> **EXERCISE OBJECTIVE**: Report every line in the listing below where the string "partir" shows up.

[Data records]
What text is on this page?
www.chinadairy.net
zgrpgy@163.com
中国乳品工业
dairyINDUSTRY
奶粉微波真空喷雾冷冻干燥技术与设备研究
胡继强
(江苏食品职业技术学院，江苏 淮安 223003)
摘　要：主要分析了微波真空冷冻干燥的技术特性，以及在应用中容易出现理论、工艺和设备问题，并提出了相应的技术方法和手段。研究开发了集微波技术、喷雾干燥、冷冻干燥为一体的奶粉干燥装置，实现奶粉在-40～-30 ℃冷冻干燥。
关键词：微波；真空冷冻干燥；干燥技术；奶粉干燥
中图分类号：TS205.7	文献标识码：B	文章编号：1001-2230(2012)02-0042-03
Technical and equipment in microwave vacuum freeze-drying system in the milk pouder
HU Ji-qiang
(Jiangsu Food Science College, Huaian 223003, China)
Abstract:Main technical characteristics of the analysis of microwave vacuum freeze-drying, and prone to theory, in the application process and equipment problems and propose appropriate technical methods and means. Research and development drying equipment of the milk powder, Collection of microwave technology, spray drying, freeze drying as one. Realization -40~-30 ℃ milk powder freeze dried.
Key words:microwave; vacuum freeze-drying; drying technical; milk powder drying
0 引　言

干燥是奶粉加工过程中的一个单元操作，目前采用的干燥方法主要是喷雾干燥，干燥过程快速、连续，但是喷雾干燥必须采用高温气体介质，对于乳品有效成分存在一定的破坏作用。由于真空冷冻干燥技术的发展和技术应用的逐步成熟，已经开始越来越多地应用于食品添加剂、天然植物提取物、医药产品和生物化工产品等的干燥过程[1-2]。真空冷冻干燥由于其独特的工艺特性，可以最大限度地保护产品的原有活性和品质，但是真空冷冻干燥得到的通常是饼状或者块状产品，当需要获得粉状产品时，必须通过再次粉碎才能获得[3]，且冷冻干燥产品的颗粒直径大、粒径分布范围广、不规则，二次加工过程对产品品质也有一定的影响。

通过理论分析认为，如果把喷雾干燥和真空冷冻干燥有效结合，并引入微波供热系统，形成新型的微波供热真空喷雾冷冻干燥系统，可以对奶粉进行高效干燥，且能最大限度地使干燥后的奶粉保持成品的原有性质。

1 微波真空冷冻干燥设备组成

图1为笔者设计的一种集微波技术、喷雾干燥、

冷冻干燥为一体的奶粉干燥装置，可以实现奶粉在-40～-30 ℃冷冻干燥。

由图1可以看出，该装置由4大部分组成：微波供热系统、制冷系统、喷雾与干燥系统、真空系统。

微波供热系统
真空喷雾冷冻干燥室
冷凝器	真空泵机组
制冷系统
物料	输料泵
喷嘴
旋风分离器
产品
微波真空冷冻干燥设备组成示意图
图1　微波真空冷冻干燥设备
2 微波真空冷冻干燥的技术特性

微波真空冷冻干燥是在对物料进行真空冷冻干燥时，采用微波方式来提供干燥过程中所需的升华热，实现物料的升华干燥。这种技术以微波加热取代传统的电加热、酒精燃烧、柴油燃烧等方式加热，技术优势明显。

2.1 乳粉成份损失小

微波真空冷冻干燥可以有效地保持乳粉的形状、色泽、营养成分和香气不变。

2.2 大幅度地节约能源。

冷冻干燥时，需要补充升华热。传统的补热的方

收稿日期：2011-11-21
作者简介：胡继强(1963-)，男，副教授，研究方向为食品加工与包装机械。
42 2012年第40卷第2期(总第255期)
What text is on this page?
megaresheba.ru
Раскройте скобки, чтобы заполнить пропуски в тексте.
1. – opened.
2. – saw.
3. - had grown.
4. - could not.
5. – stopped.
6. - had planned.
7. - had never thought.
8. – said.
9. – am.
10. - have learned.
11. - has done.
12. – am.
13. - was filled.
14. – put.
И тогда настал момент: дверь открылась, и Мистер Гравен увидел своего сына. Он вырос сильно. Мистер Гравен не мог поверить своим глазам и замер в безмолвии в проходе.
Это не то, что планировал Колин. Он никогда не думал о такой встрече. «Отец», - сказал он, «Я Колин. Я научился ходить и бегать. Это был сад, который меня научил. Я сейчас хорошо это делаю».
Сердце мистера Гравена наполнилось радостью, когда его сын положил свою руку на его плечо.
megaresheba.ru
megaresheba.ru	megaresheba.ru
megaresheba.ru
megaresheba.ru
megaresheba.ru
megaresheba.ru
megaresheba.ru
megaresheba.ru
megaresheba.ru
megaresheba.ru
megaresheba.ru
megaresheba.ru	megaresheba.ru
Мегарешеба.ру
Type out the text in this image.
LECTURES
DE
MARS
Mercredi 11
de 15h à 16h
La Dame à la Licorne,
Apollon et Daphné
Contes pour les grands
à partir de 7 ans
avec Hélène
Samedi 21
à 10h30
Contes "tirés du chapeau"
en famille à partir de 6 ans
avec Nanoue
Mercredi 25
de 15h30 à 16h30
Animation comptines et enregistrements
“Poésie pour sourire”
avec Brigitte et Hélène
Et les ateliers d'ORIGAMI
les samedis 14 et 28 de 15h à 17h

> **CORRECT RESULT**:
à partir de 7 ans
en famille à partir de 6 ans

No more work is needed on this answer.